** Start DATA SHOWN **
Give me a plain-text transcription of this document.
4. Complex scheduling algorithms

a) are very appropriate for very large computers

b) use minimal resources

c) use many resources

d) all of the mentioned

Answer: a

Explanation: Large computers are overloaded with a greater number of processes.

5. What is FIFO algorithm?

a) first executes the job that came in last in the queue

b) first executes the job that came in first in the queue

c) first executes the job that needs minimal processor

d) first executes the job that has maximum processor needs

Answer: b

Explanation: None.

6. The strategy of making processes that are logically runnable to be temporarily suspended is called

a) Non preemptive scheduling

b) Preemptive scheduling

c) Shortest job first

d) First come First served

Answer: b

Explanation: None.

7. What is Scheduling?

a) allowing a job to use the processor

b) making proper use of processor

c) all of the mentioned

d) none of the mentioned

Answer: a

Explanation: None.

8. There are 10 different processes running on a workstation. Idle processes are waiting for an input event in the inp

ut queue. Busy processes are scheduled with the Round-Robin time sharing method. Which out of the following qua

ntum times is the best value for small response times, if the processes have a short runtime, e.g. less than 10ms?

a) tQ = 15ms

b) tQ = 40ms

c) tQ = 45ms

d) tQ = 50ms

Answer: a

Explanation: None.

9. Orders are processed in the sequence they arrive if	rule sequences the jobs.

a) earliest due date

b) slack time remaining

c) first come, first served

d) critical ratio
** End DATA SHOWN **
> **JOB**: Filter the records above for lines containing the word "making", and copy those lines.

> **RESPONSE TO THE TASK**:
6. The strategy of making processes that are logically runnable to be temporarily suspended is called
b) making proper use of processor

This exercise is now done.